Listed entries ▸

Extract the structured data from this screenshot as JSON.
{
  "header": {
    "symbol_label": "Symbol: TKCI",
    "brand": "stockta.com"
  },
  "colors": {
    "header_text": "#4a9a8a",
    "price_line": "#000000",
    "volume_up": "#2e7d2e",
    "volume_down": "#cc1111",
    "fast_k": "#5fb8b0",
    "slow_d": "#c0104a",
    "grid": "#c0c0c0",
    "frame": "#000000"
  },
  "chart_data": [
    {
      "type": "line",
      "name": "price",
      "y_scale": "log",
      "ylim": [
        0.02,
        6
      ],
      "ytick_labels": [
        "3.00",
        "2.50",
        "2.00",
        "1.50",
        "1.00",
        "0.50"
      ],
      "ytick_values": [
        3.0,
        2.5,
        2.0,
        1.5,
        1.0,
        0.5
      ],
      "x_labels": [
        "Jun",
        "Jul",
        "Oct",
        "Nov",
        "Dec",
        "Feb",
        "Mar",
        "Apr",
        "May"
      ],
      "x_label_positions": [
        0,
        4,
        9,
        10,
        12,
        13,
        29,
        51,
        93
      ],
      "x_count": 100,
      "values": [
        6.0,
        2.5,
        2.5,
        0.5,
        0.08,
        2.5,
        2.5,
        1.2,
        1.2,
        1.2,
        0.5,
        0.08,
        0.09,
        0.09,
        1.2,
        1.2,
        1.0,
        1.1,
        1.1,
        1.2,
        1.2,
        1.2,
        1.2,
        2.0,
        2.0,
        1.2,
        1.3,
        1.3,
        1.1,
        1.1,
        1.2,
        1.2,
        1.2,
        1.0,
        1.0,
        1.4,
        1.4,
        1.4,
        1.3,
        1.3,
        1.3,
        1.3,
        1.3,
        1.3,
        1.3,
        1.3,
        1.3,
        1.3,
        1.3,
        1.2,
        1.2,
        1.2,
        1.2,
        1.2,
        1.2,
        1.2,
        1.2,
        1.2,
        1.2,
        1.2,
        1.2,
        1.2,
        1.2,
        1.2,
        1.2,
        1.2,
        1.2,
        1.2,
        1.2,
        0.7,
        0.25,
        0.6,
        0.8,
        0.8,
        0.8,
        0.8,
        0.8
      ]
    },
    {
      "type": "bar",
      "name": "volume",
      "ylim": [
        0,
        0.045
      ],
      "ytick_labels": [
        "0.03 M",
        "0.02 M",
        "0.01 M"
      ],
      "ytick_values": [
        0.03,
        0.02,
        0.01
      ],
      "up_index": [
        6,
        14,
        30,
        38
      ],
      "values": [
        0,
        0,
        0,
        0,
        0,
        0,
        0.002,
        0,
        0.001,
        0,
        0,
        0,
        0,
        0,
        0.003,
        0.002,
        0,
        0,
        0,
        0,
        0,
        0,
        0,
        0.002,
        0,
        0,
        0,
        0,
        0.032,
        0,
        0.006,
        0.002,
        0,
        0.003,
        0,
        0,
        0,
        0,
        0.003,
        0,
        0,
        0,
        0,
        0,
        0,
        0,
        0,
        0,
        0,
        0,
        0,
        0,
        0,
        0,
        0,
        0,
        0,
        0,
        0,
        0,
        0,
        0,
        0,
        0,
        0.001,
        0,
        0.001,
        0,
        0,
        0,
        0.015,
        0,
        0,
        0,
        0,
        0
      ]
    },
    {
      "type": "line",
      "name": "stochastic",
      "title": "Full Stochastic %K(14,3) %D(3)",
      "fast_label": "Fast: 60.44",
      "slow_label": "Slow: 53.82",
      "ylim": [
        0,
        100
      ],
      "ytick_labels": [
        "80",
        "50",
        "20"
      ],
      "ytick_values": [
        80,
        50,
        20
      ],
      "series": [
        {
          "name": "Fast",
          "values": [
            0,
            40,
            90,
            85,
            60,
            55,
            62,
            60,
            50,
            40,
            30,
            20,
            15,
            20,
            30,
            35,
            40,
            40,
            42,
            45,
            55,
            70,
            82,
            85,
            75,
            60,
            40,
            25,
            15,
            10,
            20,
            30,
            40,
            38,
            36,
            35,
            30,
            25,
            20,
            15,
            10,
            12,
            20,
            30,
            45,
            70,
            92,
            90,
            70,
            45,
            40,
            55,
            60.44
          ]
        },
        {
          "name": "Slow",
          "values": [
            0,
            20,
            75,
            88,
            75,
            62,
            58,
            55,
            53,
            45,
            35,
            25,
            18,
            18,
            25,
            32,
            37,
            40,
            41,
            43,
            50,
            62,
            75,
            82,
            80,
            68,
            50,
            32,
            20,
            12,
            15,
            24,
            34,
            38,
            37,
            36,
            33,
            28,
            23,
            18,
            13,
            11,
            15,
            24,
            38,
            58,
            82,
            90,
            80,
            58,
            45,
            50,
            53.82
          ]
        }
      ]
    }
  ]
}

Job ▸
Transcribe every entry verbatim.

The reply ▸
Extract the structured data from this screenshot as JSON.
{
  "header": {
    "symbol_label": "Symbol: TKCI",
    "brand": "stockta.com"
  },
  "colors": {
    "header_text": "#4a9a8a",
    "price_line": "#000000",
    "volume_up": "#2e7d2e",
    "volume_down": "#cc1111",
    "fast_k": "#5fb8b0",
    "slow_d": "#c0104a",
    "grid": "#c0c0c0",
    "frame": "#000000"
  },
  "chart_data": [
    {
      "type": "line",
      "name": "price",
      "y_scale": "log",
      "ylim": [
        0.02,
        6
      ],
      "ytick_labels": [
        "3.00",
        "2.50",
        "2.00",
        "1.50",
        "1.00",
        "0.50"
      ],
      "ytick_values": [
        3.0,
        2.5,
        2.0,
        1.5,
        1.0,
        0.5
      ],
      "x_labels": [
        "Jun",
        "Jul",
        "Oct",
        "Nov",
        "Dec",
        "Feb",
        "Mar",
        "Apr",
        "May"
      ],
      "x_label_positions": [
        0,
        4,
        9,
        10,
        12,
        13,
        29,
        51,
        93
      ],
      "x_count": 100,
      "values": [
        6.0,
        2.5,
        2.5,
        0.5,
        0.08,
        2.5,
        2.5,
        1.2,
        1.2,
        1.2,
        0.5,
        0.08,
        0.09,
        0.09,
        1.2,
        1.2,
        1.0,
        1.1,
        1.1,
        1.2,
        1.2,
        1.2,
        1.2,
        2.0,
        2.0,
        1.2,
        1.3,
        1.3,
        1.1,
        1.1,
        1.2,
        1.2,
        1.2,
        1.0,
        1.0,
        1.4,
        1.4,
        1.4,
        1.3,
        1.3,
        1.3,
        1.3,
        1.3,
        1.3,
        1.3,
        1.3,
        1.3,
        1.3,
        1.3,
        1.2,
        1.2,
        1.2,
        1.2,
        1.2,
        1.2,
        1.2,
        1.2,
        1.2,
        1.2,
        1.2,
        1.2,
        1.2,
        1.2,
        1.2,
        1.2,
        1.2,
        1.2,
        1.2,
        1.2,
        0.7,
        0.25,
        0.6,
        0.8,
        0.8,
        0.8,
        0.8,
        0.8
      ]
    },
    {
      "type": "bar",
      "name": "volume",
      "ylim": [
        0,
        0.045
      ],
      "ytick_labels": [
        "0.03 M",
        "0.02 M",
        "0.01 M"
      ],
      "ytick_values": [
        0.03,
        0.02,
        0.01
      ],
      "up_index": [
        6,
        14,
        30,
        38
      ],
      "values": [
        0,
        0,
        0,
        0,
        0,
        0,
        0.002,
        0,
        0.001,
        0,
        0,
        0,
        0,
        0,
        0.003,
        0.002,
        0,
        0,
        0,
        0,
        0,
        0,
        0,
        0.002,
        0,
        0,
        0,
        0,
        0.032,
        0,
        0.006,
        0.002,
        0,
        0.003,
        0,
        0,
        0,
        0,
        0.003,
        0,
        0,
        0,
        0,
        0,
        0,
        0,
        0,
        0,
        0,
        0,
        0,
        0,
        0,
        0,
        0,
        0,
        0,
        0,
        0,
        0,
        0,
        0,
        0,
        0,
        0.001,
        0,
        0.001,
        0,
        0,
        0,
        0.015,
        0,
        0,
        0,
        0,
        0
      ]
    },
    {
      "type": "line",
      "name": "stochastic",
      "title": "Full Stochastic %K(14,3) %D(3)",
      "fast_label": "Fast: 60.44",
      "slow_label": "Slow: 53.82",
      "ylim": [
        0,
        100
      ],
      "ytick_labels": [
        "80",
        "50",
        "20"
      ],
      "ytick_values": [
        80,
        50,
        20
      ],
      "series": [
        {
          "name": "Fast",
          "values": [
            0,
            40,
            90,
            85,
            60,
            55,
            62,
            60,
            50,
            40,
            30,
            20,
            15,
            20,
            30,
            35,
            40,
            40,
            42,
            45,
            55,
            70,
            82,
            85,
            75,
            60,
            40,
            25,
            15,
            10,
            20,
            30,
            40,
            38,
            36,
            35,
            30,
            25,
            20,
            15,
            10,
            12,
            20,
            30,
            45,
            70,
            92,
            90,
            70,
            45,
            40,
            55,
            60.44
          ]
        },
        {
          "name": "Slow",
          "values": [
            0,
            20,
            75,
            88,
            75,
            62,
            58,
            55,
            53,
            45,
            35,
            25,
            18,
            18,
            25,
            32,
            37,
            40,
            41,
            43,
            50,
            62,
            75,
            82,
            80,
            68,
            50,
            32,
            20,
            12,
            15,
            24,
            34,
            38,
            37,
            36,
            33,
            28,
            23,
            18,
            13,
            11,
            15,
            24,
            38,
            58,
            82,
            90,
            80,
            58,
            45,
            50,
            53.82
          ]
        }
      ]
    }
  ]
}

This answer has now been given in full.